### Requirements:
From the listing below, pull each line that includes "ดพาร".

Records from a collection:

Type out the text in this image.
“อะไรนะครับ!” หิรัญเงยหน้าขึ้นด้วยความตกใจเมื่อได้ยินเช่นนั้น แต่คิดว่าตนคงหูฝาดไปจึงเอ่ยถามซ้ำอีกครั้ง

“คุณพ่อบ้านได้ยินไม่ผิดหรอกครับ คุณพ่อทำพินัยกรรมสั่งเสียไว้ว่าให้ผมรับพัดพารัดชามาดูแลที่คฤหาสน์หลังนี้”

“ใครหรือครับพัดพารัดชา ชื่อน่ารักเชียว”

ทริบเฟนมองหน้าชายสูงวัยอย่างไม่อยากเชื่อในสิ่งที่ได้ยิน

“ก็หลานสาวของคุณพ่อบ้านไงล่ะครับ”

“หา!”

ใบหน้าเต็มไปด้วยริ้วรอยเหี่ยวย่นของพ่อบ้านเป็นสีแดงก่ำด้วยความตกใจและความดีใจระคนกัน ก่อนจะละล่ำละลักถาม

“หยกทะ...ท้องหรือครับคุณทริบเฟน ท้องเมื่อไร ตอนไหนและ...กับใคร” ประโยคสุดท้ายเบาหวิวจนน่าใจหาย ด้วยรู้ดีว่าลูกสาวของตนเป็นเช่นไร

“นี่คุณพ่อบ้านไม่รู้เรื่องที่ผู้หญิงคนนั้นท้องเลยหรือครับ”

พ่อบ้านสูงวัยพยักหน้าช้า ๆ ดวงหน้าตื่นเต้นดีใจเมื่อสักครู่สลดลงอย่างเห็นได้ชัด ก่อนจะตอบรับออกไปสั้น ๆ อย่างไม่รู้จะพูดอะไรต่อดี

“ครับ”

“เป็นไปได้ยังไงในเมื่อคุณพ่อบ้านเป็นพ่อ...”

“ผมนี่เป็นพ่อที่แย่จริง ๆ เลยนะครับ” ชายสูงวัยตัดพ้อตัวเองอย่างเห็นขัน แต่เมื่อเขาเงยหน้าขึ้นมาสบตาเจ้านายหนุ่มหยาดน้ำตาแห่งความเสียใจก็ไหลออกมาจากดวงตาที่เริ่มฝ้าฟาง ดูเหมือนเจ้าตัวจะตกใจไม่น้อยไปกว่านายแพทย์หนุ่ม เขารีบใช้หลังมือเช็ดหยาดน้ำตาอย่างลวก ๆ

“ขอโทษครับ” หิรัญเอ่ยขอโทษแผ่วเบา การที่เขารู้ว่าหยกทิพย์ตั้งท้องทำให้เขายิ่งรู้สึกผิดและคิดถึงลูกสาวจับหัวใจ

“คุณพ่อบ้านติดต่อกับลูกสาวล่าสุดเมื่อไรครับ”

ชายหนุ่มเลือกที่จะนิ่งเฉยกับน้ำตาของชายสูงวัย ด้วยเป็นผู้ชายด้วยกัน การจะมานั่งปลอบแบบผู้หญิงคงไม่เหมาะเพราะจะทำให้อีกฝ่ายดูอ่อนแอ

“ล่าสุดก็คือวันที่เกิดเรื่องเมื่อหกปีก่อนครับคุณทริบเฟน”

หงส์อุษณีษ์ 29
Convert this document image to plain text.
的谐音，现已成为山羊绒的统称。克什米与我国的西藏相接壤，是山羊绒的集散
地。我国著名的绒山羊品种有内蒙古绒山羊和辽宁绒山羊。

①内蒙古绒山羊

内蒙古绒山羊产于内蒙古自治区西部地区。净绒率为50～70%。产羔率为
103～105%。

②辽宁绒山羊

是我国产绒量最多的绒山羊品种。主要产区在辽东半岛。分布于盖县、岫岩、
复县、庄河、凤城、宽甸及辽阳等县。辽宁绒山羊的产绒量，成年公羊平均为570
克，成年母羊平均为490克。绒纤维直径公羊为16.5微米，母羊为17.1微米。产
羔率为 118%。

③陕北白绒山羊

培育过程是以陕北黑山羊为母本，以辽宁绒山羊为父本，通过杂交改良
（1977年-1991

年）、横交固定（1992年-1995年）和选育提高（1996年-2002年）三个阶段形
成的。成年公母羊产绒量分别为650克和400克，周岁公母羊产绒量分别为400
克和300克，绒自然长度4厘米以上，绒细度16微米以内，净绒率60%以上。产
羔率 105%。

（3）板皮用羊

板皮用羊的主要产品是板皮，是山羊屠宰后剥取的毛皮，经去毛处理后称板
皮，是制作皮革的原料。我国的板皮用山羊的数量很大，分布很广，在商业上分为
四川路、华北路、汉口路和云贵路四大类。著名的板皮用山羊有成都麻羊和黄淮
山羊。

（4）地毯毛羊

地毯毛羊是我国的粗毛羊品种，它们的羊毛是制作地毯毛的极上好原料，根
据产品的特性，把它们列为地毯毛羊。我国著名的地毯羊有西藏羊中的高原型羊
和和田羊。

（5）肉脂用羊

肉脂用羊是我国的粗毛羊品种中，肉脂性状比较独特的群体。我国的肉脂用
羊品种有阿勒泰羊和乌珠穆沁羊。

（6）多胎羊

### Answer to this problem:
“คุณพ่อบ้านได้ยินไม่ผิดหรอกครับ คุณพ่อทำพินัยกรรมสั่งเสียไว้ว่าให้ผมรับพัดพารัดชามาดูแลที่คฤหาสน์หลังนี้”
“ใครหรือครับพัดพารัดชา ชื่อน่ารักเชียว”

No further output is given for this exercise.